++++ The data

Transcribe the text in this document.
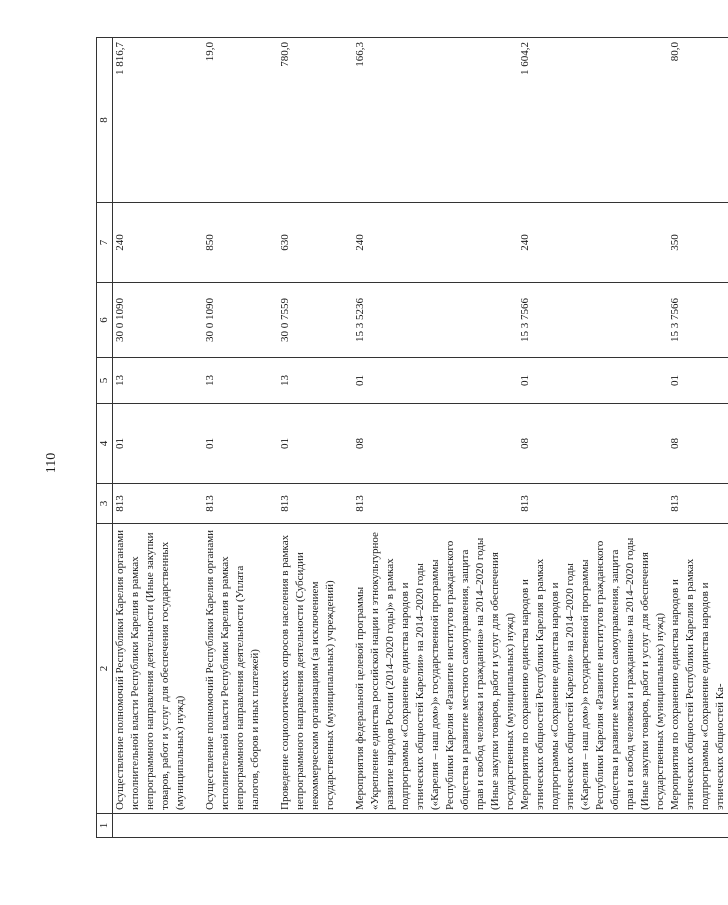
110
1	2	3	4	5	6	7	8
	Осуществление полномочий Республики Карелия органами исполнительной власти Республики Карелия в рамках непрограммного направления деятельности (Иные закупки товаров, работ и услуг для обеспечения государственных (муниципальных) нужд)	813	01	13	30 0 1090	240	1 816,7
	Осуществление полномочий Республики Карелия органами исполнительной власти Республики Карелия в рамках непрограммного направления деятельности (Уплата налогов, сборов и иных платежей)	813	01	13	30 0 1090	850	19,0
	Проведение социологических опросов населения в рамках непрограммного направления деятельности (Субсидии некоммерческим организациям (за исключением государственных (муниципальных) учреждений)	813	01	13	30 0 7559	630	780,0
	Мероприятия федеральной целевой программы «Укрепление единства российской нации и этнокультурное развитие народов России (2014–2020 годы)» в рамках подпрограммы «Сохранение единства народов и этнических общностей Карелии» на 2014–2020 годы («Карелия – наш дом»)» государственной программы Республики Карелия «Развитие институтов гражданского общества и развитие местного самоуправления, защита прав и свобод человека и гражданина» на 2014–2020 годы (Иные закупки товаров, работ и услуг для обеспечения государственных (муниципальных) нужд)	813	08	01	15 3 5236	240	166,3
	Мероприятия по сохранению единства народов и этнических общностей Республики Карелия в рамках подпрограммы «Сохранение единства народов и этнических общностей Карелии» на 2014–2020 годы («Карелия – наш дом»)» государственной программы Республики Карелия «Развитие институтов гражданского общества и развитие местного самоуправления, защита прав и свобод человека и гражданина» на 2014–2020 годы (Иные закупки товаров, работ и услуг для обеспечения государственных (муниципальных) нужд)	813	08	01	15 3 7566	240	1 604,2
	Мероприятия по сохранению единства народов и этнических общностей Республики Карелия в рамках подпрограммы «Сохранение единства народов и этнических общностей Ка-	813	08	01	15 3 7566	350	80,0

++++++++

:: Exercise directions ::
Retype every entry verbatim and exclude the pictures from the copy.

:: Correct result ::
Transcribe the text in this document.
110
1	2	3	4	5	6	7	8
	Осуществление полномочий Республики Карелия органами исполнительной власти Республики Карелия в рамках непрограммного направления деятельности (Иные закупки товаров, работ и услуг для обеспечения государственных (муниципальных) нужд)	813	01	13	30 0 1090	240	1 816,7
	Осуществление полномочий Республики Карелия органами исполнительной власти Республики Карелия в рамках непрограммного направления деятельности (Уплата налогов, сборов и иных платежей)	813	01	13	30 0 1090	850	19,0
	Проведение социологических опросов населения в рамках непрограммного направления деятельности (Субсидии некоммерческим организациям (за исключением государственных (муниципальных) учреждений)	813	01	13	30 0 7559	630	780,0
	Мероприятия федеральной целевой программы «Укрепление единства российской нации и этнокультурное развитие народов России (2014–2020 годы)» в рамках подпрограммы «Сохранение единства народов и этнических общностей Карелии» на 2014–2020 годы («Карелия – наш дом»)» государственной программы Республики Карелия «Развитие институтов гражданского общества и развитие местного самоуправления, защита прав и свобод человека и гражданина» на 2014–2020 годы (Иные закупки товаров, работ и услуг для обеспечения государственных (муниципальных) нужд)	813	08	01	15 3 5236	240	166,3
	Мероприятия по сохранению единства народов и этнических общностей Республики Карелия в рамках подпрограммы «Сохранение единства народов и этнических общностей Карелии» на 2014–2020 годы («Карелия – наш дом»)» государственной программы Республики Карелия «Развитие институтов гражданского общества и развитие местного самоуправления, защита прав и свобод человека и гражданина» на 2014–2020 годы (Иные закупки товаров, работ и услуг для обеспечения государственных (муниципальных) нужд)	813	08	01	15 3 7566	240	1 604,2
	Мероприятия по сохранению единства народов и этнических общностей Республики Карелия в рамках подпрограммы «Сохранение единства народов и этнических общностей Ка-	813	08	01	15 3 7566	350	80,0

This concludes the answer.